### WHAT YOU HAVE TO DO
Put each line of the records below into a numbered list, skipping any blank lines. Leave the pictures out of your answer.

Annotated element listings
-*-
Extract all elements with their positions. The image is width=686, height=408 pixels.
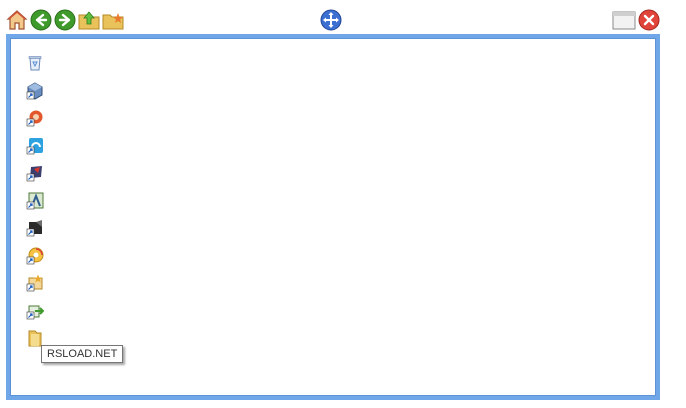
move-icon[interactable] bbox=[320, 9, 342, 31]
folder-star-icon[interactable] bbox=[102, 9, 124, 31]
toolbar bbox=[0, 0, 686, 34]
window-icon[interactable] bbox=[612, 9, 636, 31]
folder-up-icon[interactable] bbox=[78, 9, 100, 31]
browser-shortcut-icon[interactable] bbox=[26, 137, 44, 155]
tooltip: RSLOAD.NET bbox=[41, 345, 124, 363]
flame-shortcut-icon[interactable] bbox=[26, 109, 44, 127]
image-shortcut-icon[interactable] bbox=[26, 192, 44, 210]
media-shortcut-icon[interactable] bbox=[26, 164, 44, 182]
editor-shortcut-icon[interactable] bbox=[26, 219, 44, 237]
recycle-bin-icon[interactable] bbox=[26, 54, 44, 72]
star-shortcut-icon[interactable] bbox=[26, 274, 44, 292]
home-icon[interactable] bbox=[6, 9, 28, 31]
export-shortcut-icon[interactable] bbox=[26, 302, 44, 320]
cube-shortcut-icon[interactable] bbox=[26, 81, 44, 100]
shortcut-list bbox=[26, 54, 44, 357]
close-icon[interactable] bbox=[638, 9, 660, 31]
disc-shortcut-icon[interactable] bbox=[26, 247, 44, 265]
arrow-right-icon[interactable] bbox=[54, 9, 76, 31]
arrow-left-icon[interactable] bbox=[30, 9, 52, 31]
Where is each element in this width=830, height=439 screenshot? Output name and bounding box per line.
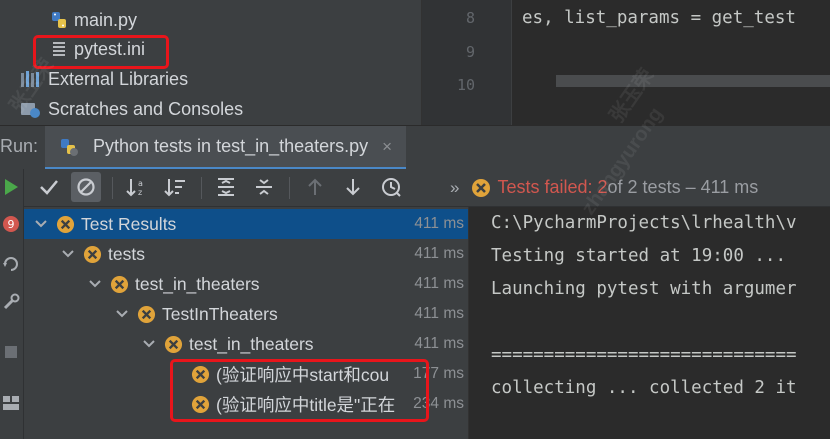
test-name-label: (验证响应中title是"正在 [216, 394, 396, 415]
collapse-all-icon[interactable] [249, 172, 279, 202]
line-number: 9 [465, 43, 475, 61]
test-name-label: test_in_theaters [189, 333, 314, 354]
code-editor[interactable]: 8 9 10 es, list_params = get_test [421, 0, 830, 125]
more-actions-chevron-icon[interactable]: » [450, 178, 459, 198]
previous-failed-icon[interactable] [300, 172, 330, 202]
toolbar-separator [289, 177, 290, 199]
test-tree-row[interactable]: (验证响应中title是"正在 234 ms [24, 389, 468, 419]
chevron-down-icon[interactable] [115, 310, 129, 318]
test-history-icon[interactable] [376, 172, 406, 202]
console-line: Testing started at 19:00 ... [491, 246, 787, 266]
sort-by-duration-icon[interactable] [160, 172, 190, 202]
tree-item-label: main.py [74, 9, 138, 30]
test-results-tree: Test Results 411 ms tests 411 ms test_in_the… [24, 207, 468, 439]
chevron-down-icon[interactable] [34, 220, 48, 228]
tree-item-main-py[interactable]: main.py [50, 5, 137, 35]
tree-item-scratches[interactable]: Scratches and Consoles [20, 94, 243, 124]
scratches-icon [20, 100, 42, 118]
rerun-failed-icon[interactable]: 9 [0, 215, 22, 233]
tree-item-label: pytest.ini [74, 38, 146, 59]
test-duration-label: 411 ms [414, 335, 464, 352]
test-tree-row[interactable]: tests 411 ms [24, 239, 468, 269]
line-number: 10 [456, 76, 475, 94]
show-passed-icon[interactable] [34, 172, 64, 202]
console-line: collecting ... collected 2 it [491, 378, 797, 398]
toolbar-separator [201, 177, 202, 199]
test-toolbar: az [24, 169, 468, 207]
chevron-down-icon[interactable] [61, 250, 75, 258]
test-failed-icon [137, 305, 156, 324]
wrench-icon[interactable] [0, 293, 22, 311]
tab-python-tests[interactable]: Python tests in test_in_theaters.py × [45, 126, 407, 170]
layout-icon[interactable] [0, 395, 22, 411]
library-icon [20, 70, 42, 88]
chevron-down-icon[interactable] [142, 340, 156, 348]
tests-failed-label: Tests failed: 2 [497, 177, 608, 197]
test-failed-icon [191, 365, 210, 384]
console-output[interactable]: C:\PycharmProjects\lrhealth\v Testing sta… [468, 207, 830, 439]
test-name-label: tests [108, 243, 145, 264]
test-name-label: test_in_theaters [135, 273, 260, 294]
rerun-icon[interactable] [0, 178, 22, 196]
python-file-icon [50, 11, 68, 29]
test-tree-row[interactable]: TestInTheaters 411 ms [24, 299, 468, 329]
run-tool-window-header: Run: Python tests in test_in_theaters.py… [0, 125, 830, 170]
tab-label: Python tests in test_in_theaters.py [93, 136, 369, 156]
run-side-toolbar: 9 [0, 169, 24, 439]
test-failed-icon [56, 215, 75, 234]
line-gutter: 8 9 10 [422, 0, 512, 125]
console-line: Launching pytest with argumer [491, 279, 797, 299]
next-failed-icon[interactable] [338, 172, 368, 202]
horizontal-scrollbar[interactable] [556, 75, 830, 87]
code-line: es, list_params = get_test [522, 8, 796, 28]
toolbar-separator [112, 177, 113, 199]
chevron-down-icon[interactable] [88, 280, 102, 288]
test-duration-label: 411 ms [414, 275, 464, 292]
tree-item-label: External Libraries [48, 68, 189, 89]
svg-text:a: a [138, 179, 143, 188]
-*-
### ANSWER
1. Extract all elements with their positions. The image is width=686, height=408 pixels.
2. move-icon[interactable] bbox=[320, 9, 342, 31]
3. folder-star-icon[interactable] bbox=[102, 9, 124, 31]
4. toolbar bbox=[0, 0, 686, 34]
5. window-icon[interactable] bbox=[612, 9, 636, 31]
6. folder-up-icon[interactable] bbox=[78, 9, 100, 31]
7. browser-shortcut-icon[interactable] bbox=[26, 137, 44, 155]
8. tooltip: RSLOAD.NET bbox=[41, 345, 124, 363]
9. flame-shortcut-icon[interactable] bbox=[26, 109, 44, 127]
10. image-shortcut-icon[interactable] bbox=[26, 192, 44, 210]
11. media-shortcut-icon[interactable] bbox=[26, 164, 44, 182]
12. editor-shortcut-icon[interactable] bbox=[26, 219, 44, 237]
13. recycle-bin-icon[interactable] bbox=[26, 54, 44, 72]
14. star-shortcut-icon[interactable] bbox=[26, 274, 44, 292]
15. home-icon[interactable] bbox=[6, 9, 28, 31]
16. export-shortcut-icon[interactable] bbox=[26, 302, 44, 320]
17. cube-shortcut-icon[interactable] bbox=[26, 81, 44, 100]
18. shortcut-list bbox=[26, 54, 44, 357]
19. close-icon[interactable] bbox=[638, 9, 660, 31]
20. disc-shortcut-icon[interactable] bbox=[26, 247, 44, 265]
21. arrow-right-icon[interactable] bbox=[54, 9, 76, 31]
22. arrow-left-icon[interactable] bbox=[30, 9, 52, 31]
23. Where is each element in this width=830, height=439 screenshot? Output name and bounding box per line.
24. test-name-label: (验证响应中title是"正在 [216, 394, 396, 415]
25. collapse-all-icon[interactable] [249, 172, 279, 202]
26. line-number: 9 [465, 43, 475, 61]
27. test-name-label: test_in_theaters [189, 333, 314, 354]
28. code-editor[interactable]: 8 9 10 es, list_params = get_test [421, 0, 830, 125]
29. more-actions-chevron-icon[interactable]: » [450, 178, 459, 198]
30. previous-failed-icon[interactable] [300, 172, 330, 202]
31. toolbar-separator [289, 177, 290, 199]
32. test-tree-row[interactable]: (验证响应中title是"正在 234 ms [24, 389, 468, 419]
33. chevron-down-icon[interactable] [115, 310, 129, 318]
34. test-history-icon[interactable] [376, 172, 406, 202]
35. console-line: Testing started at 19:00 ... [491, 246, 787, 266]
36. sort-by-duration-icon[interactable] [160, 172, 190, 202]
37. tree-item-label: main.py [74, 9, 138, 30]
38. test-results-tree: Test Results 411 ms tests 411 ms test_in_the… [24, 207, 468, 439]
39. chevron-down-icon[interactable] [34, 220, 48, 228]
40. tree-item-main-py[interactable]: main.py [50, 5, 137, 35]
41. tree-item-scratches[interactable]: Scratches and Consoles [20, 94, 243, 124]
42. scratches-icon [20, 100, 42, 118]
43. rerun-failed-icon[interactable]: 9 [0, 215, 22, 233]
44. tree-item-label: pytest.ini [74, 38, 146, 59]
45. test-duration-label: 411 ms [414, 335, 464, 352]
46. test-tree-row[interactable]: tests 411 ms [24, 239, 468, 269]
47. line-number: 10 [456, 76, 475, 94]
48. show-passed-icon[interactable] [34, 172, 64, 202]
49. console-line: collecting ... collected 2 it [491, 378, 797, 398]
50. toolbar-separator [201, 177, 202, 199]
51. test-toolbar: az [24, 169, 468, 207]
52. chevron-down-icon[interactable] [61, 250, 75, 258]
53. test-failed-icon [137, 305, 156, 324]
54. wrench-icon[interactable] [0, 293, 22, 311]
55. tab-python-tests[interactable]: Python tests in test_in_theaters.py × [45, 126, 407, 170]
56. layout-icon[interactable] [0, 395, 22, 411]
57. library-icon [20, 70, 42, 88]
58. chevron-down-icon[interactable] [142, 340, 156, 348]
59. tests-failed-label: Tests failed: 2 [497, 177, 608, 197]
60. test-failed-icon [191, 365, 210, 384]
61. console-output[interactable]: C:\PycharmProjects\lrhealth\v Testing sta… [468, 207, 830, 439]
62. test-name-label: tests [108, 243, 145, 264]
63. test-name-label: test_in_theaters [135, 273, 260, 294]
64. rerun-icon[interactable] [0, 178, 22, 196]
65. python-file-icon [50, 11, 68, 29]
66. test-tree-row[interactable]: TestInTheaters 411 ms [24, 299, 468, 329]
67. run-tool-window-header: Run: Python tests in test_in_theaters.py… [0, 125, 830, 170]
68. tab-label: Python tests in test_in_theaters.py [93, 136, 369, 156]
69. run-side-toolbar: 9 [0, 169, 24, 439]
70. test-failed-icon [56, 215, 75, 234]
71. line-gutter: 8 9 10 [422, 0, 512, 125]
72. console-line: Launching pytest with argumer [491, 279, 797, 299]
73. next-failed-icon[interactable] [338, 172, 368, 202]
74. horizontal-scrollbar[interactable] [556, 75, 830, 87]
75. code-line: es, list_params = get_test [522, 8, 796, 28]
76. toolbar-separator [112, 177, 113, 199]
77. chevron-down-icon[interactable] [88, 280, 102, 288]
78. test-duration-label: 411 ms [414, 275, 464, 292]
79. tree-item-label: External Libraries [48, 68, 189, 89]
80. svg-text:a: a [138, 179, 143, 188]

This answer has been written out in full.